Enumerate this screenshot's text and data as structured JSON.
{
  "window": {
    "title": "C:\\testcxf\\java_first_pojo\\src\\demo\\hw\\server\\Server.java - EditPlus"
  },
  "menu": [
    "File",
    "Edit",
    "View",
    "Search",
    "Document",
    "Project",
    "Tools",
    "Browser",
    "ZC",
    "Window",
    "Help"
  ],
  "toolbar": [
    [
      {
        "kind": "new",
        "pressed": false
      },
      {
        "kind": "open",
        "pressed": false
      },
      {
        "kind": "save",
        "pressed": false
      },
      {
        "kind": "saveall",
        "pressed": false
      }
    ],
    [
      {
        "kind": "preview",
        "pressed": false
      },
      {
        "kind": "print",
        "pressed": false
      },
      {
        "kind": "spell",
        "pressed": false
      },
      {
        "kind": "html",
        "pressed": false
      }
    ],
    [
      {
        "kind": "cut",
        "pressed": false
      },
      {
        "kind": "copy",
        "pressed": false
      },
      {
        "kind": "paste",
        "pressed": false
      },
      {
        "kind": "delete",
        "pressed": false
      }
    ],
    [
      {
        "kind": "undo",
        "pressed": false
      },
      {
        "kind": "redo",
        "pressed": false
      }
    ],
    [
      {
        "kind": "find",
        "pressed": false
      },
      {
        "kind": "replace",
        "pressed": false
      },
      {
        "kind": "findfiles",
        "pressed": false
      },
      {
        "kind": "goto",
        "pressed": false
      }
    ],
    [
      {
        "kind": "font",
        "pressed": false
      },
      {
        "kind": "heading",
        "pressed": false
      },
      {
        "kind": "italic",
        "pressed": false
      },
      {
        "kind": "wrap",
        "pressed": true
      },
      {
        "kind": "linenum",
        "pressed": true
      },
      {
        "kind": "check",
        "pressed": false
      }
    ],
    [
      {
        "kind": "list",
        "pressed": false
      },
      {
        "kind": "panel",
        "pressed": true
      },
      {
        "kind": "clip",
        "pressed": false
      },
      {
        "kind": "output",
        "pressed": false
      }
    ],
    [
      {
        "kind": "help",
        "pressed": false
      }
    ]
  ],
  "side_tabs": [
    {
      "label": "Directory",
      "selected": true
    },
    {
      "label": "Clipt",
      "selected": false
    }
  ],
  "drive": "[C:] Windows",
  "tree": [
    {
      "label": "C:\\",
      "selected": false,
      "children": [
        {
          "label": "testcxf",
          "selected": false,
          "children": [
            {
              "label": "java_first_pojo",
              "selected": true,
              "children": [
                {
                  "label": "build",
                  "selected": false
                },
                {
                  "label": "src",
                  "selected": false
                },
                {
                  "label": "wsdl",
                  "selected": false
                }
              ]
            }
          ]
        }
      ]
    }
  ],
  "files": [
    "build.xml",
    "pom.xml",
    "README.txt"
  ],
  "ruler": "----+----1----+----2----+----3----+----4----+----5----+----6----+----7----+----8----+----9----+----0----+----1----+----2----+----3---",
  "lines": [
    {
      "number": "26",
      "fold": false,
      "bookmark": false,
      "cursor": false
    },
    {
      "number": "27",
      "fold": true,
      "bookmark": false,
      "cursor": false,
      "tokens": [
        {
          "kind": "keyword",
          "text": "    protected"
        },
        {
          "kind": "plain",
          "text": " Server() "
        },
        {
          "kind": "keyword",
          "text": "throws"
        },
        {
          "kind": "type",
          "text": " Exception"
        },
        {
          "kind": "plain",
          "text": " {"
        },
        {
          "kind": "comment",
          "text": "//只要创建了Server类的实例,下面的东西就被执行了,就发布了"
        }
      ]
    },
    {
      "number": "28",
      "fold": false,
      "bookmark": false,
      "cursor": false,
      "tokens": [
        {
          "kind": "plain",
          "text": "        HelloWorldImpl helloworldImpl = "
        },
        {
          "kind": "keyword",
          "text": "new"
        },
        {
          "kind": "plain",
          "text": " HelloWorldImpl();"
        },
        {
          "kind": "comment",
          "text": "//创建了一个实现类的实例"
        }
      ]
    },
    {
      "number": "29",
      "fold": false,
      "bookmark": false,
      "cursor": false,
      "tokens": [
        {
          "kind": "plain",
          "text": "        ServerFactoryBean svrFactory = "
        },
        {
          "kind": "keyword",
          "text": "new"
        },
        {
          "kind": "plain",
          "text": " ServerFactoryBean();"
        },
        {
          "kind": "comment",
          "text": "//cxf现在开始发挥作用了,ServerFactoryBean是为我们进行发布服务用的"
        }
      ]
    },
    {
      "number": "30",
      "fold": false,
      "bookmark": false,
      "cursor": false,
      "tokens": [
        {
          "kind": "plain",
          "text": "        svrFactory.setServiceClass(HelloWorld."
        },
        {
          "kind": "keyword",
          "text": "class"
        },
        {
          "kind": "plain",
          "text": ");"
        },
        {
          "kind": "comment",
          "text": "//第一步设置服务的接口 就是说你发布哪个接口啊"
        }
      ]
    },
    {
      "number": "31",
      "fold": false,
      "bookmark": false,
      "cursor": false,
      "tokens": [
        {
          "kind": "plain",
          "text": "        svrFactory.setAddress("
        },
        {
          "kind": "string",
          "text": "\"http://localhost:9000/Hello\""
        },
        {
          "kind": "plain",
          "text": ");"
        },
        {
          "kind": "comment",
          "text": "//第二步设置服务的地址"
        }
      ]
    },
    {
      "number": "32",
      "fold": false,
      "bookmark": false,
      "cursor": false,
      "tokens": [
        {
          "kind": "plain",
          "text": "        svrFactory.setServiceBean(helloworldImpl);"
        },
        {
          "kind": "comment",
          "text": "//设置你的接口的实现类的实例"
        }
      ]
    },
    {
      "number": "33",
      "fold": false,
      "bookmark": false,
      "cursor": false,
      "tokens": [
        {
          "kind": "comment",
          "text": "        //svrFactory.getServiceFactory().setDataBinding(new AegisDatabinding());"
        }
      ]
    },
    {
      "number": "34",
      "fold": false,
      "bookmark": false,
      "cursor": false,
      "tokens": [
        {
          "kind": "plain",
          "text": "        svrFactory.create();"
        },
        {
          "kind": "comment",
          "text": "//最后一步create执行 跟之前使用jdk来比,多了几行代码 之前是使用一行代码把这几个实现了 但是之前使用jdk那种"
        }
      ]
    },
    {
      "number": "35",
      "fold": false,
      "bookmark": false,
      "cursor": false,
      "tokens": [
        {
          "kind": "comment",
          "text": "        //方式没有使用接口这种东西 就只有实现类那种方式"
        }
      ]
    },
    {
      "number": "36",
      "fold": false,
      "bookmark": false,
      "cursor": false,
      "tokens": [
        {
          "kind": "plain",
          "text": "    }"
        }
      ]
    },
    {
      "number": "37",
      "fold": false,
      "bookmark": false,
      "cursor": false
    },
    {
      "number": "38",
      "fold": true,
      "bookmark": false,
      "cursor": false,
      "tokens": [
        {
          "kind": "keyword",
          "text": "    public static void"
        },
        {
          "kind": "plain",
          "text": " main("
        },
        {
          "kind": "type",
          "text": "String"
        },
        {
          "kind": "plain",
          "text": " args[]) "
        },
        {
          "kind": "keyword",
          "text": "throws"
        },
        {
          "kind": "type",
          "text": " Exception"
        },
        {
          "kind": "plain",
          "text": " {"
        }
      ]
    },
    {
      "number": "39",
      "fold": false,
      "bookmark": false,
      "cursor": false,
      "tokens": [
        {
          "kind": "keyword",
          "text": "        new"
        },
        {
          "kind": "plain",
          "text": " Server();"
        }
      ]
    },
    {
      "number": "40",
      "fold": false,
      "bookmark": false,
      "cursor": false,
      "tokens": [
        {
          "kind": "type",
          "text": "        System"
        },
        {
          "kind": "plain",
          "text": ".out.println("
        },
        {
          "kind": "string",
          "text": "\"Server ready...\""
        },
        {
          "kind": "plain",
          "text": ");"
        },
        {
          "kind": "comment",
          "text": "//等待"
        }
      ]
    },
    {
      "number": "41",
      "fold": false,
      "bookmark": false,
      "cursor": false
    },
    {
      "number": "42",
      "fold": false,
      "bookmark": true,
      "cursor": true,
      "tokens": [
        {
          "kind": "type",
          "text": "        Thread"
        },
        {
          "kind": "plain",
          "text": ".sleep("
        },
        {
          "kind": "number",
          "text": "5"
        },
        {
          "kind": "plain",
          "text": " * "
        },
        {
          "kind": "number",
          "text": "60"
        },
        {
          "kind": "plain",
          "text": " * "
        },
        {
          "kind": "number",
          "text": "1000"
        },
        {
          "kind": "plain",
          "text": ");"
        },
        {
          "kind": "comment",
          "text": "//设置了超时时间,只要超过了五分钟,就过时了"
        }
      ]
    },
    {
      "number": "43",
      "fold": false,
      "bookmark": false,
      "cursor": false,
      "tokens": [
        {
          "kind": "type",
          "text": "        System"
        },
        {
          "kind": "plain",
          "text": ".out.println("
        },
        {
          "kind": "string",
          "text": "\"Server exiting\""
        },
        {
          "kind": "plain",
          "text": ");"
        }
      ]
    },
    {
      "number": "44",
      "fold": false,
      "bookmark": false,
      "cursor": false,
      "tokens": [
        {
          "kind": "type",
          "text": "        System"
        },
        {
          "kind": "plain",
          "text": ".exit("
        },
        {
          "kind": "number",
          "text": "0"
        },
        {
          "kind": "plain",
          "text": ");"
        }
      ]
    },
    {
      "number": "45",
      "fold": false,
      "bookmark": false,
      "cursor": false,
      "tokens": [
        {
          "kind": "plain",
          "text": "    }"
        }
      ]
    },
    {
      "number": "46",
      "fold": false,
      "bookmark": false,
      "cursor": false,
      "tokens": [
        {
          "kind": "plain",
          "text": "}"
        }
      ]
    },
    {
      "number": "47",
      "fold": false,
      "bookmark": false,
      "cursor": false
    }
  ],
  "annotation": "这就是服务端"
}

__DIRECTIVE__: Work through the records line by line and tally those holding "testcxf". Reply with the number alone.

__EXERCISE OUTPUT__: 2